> WORK REQUIRED
Quote every line as given.

[Items from a data source]

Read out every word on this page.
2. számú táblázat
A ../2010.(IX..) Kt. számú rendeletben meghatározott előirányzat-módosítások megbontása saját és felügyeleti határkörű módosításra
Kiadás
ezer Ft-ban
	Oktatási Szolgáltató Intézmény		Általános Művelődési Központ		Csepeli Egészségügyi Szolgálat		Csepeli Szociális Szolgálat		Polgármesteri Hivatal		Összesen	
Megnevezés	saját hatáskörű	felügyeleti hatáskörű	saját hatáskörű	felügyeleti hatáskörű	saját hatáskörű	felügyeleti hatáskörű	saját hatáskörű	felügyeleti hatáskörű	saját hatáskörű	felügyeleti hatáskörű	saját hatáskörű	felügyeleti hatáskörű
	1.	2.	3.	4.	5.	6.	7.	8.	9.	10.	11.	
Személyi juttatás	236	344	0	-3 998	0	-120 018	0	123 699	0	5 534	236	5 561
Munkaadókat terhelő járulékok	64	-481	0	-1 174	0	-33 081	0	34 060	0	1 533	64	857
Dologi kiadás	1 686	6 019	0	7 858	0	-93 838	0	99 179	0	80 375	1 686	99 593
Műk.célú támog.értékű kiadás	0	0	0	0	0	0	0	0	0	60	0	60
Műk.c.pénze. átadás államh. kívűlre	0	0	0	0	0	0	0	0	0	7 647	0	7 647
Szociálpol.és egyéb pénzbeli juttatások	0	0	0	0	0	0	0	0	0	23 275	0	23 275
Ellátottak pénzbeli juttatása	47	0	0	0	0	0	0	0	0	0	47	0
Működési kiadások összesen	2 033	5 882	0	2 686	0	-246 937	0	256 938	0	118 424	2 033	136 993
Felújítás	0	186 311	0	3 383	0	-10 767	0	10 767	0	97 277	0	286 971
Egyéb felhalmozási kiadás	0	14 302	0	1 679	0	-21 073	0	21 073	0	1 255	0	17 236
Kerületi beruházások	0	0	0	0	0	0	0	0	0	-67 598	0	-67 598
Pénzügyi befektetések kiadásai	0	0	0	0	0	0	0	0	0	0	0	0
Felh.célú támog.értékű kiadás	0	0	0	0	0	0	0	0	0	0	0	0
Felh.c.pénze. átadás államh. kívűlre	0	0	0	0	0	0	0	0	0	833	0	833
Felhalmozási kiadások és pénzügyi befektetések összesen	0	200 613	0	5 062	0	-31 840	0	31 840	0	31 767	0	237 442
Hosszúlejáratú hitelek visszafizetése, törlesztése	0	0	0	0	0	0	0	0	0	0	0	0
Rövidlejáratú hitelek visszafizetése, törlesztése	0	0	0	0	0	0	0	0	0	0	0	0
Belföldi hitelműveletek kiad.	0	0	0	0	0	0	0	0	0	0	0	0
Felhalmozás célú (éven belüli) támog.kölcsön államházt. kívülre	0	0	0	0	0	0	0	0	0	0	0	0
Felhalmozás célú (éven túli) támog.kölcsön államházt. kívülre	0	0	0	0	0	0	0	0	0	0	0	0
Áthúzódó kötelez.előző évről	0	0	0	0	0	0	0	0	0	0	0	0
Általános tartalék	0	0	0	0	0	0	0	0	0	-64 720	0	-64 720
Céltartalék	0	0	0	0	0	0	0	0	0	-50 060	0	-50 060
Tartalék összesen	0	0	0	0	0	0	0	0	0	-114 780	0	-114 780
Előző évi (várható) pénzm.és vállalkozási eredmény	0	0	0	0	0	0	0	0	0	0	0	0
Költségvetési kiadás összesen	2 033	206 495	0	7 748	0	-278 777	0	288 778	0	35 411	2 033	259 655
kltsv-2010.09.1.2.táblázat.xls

> COMPLETE ANSWER
Read out every word on this page.
2. számú táblázat
A ../2010.(IX..) Kt. számú rendeletben meghatározott előirányzat-módosítások megbontása saját és felügyeleti határkörű módosításra
Kiadás
ezer Ft-ban
	Oktatási Szolgáltató Intézmény		Általános Művelődési Központ		Csepeli Egészségügyi Szolgálat		Csepeli Szociális Szolgálat		Polgármesteri Hivatal		Összesen	
Megnevezés	saját hatáskörű	felügyeleti hatáskörű	saját hatáskörű	felügyeleti hatáskörű	saját hatáskörű	felügyeleti hatáskörű	saját hatáskörű	felügyeleti hatáskörű	saját hatáskörű	felügyeleti hatáskörű	saját hatáskörű	felügyeleti hatáskörű
	1.	2.	3.	4.	5.	6.	7.	8.	9.	10.	11.	
Személyi juttatás	236	344	0	-3 998	0	-120 018	0	123 699	0	5 534	236	5 561
Munkaadókat terhelő járulékok	64	-481	0	-1 174	0	-33 081	0	34 060	0	1 533	64	857
Dologi kiadás	1 686	6 019	0	7 858	0	-93 838	0	99 179	0	80 375	1 686	99 593
Műk.célú támog.értékű kiadás	0	0	0	0	0	0	0	0	0	60	0	60
Műk.c.pénze. átadás államh. kívűlre	0	0	0	0	0	0	0	0	0	7 647	0	7 647
Szociálpol.és egyéb pénzbeli juttatások	0	0	0	0	0	0	0	0	0	23 275	0	23 275
Ellátottak pénzbeli juttatása	47	0	0	0	0	0	0	0	0	0	47	0
Működési kiadások összesen	2 033	5 882	0	2 686	0	-246 937	0	256 938	0	118 424	2 033	136 993
Felújítás	0	186 311	0	3 383	0	-10 767	0	10 767	0	97 277	0	286 971
Egyéb felhalmozási kiadás	0	14 302	0	1 679	0	-21 073	0	21 073	0	1 255	0	17 236
Kerületi beruházások	0	0	0	0	0	0	0	0	0	-67 598	0	-67 598
Pénzügyi befektetések kiadásai	0	0	0	0	0	0	0	0	0	0	0	0
Felh.célú támog.értékű kiadás	0	0	0	0	0	0	0	0	0	0	0	0
Felh.c.pénze. átadás államh. kívűlre	0	0	0	0	0	0	0	0	0	833	0	833
Felhalmozási kiadások és pénzügyi befektetések összesen	0	200 613	0	5 062	0	-31 840	0	31 840	0	31 767	0	237 442
Hosszúlejáratú hitelek visszafizetése, törlesztése	0	0	0	0	0	0	0	0	0	0	0	0
Rövidlejáratú hitelek visszafizetése, törlesztése	0	0	0	0	0	0	0	0	0	0	0	0
Belföldi hitelműveletek kiad.	0	0	0	0	0	0	0	0	0	0	0	0
Felhalmozás célú (éven belüli) támog.kölcsön államházt. kívülre	0	0	0	0	0	0	0	0	0	0	0	0
Felhalmozás célú (éven túli) támog.kölcsön államházt. kívülre	0	0	0	0	0	0	0	0	0	0	0	0
Áthúzódó kötelez.előző évről	0	0	0	0	0	0	0	0	0	0	0	0
Általános tartalék	0	0	0	0	0	0	0	0	0	-64 720	0	-64 720
Céltartalék	0	0	0	0	0	0	0	0	0	-50 060	0	-50 060
Tartalék összesen	0	0	0	0	0	0	0	0	0	-114 780	0	-114 780
Előző évi (várható) pénzm.és vállalkozási eredmény	0	0	0	0	0	0	0	0	0	0	0	0
Költségvetési kiadás összesen	2 033	206 495	0	7 748	0	-278 777	0	288 778	0	35 411	2 033	259 655
kltsv-2010.09.1.2.táblázat.xls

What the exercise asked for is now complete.